**Extracted records:**
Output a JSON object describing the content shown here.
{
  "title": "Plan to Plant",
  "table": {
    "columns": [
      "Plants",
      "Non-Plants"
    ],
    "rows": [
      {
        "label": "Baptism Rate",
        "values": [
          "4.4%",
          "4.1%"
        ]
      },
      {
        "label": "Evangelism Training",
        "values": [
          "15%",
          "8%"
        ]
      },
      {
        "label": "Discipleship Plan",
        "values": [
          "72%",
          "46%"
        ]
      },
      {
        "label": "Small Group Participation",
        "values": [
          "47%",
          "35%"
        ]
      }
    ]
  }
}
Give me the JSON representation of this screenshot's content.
---
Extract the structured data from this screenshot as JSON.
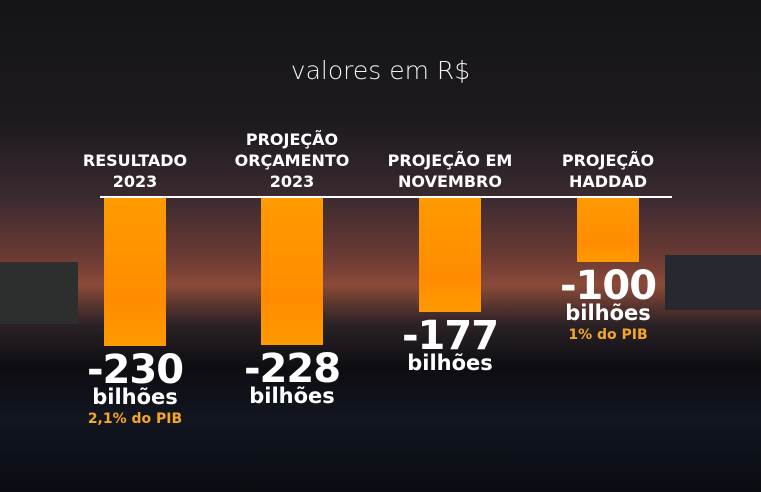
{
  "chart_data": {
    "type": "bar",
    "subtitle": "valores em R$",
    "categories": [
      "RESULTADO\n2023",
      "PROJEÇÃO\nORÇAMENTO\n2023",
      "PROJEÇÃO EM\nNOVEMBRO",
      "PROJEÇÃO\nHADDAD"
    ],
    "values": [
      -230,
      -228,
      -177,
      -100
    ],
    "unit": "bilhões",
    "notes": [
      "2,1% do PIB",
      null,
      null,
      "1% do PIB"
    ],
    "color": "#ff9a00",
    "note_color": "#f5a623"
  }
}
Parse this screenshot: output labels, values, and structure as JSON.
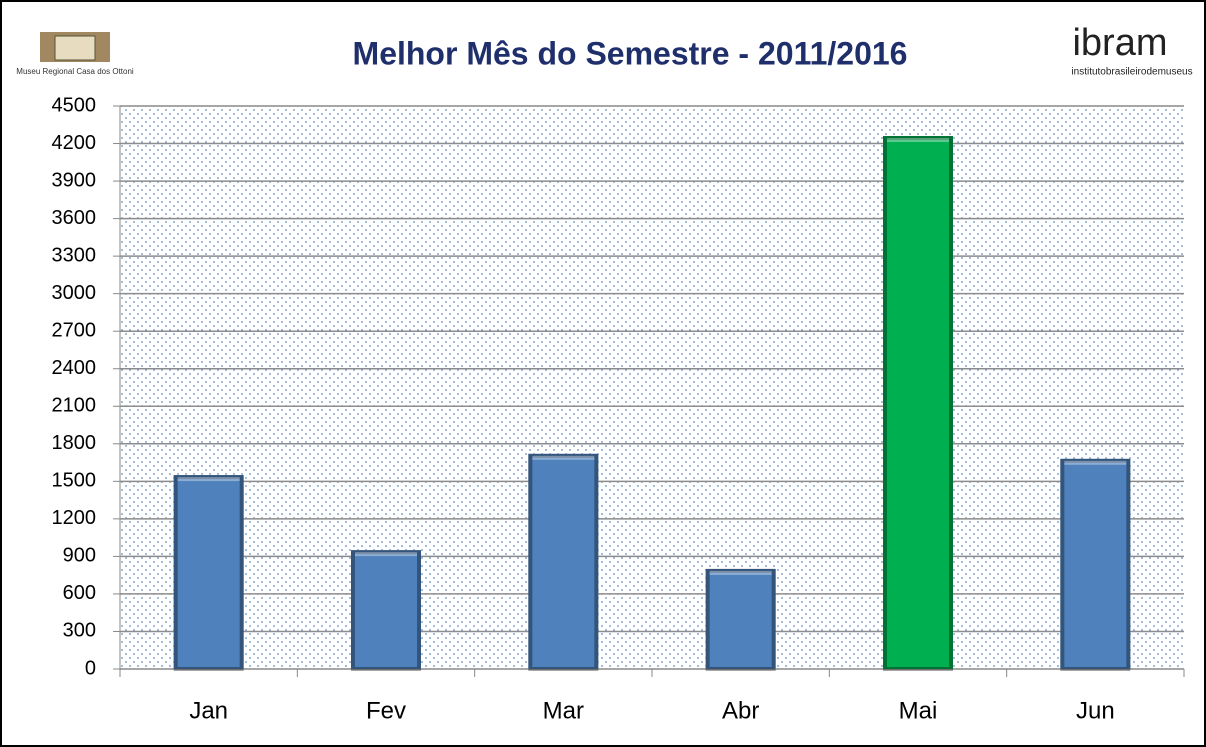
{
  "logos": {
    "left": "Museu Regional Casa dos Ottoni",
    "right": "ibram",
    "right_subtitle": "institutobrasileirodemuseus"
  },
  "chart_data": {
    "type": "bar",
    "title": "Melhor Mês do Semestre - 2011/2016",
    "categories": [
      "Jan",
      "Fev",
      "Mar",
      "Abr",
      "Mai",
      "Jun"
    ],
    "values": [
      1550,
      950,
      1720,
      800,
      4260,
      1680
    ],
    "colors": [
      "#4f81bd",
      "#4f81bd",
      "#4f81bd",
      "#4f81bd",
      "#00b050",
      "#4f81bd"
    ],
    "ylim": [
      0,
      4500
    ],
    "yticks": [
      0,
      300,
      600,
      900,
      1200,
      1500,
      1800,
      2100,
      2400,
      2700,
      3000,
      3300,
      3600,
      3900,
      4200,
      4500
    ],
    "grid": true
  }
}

**Short exercise:**
Repeat, unchanged, every line from the one that contains "Output a JSON" to the one that contains "Give me the", including both, and no other line.

**Task solution:**
Output a JSON object describing the content shown here.
{
  "title": "Plan to Plant",
  "table": {
    "columns": [
      "Plants",
      "Non-Plants"
    ],
    "rows": [
      {
        "label": "Baptism Rate",
        "values": [
          "4.4%",
          "4.1%"
        ]
      },
      {
        "label": "Evangelism Training",
        "values": [
          "15%",
          "8%"
        ]
      },
      {
        "label": "Discipleship Plan",
        "values": [
          "72%",
          "46%"
        ]
      },
      {
        "label": "Small Group Participation",
        "values": [
          "47%",
          "35%"
        ]
      }
    ]
  }
}
Give me the JSON representation of this screenshot's content.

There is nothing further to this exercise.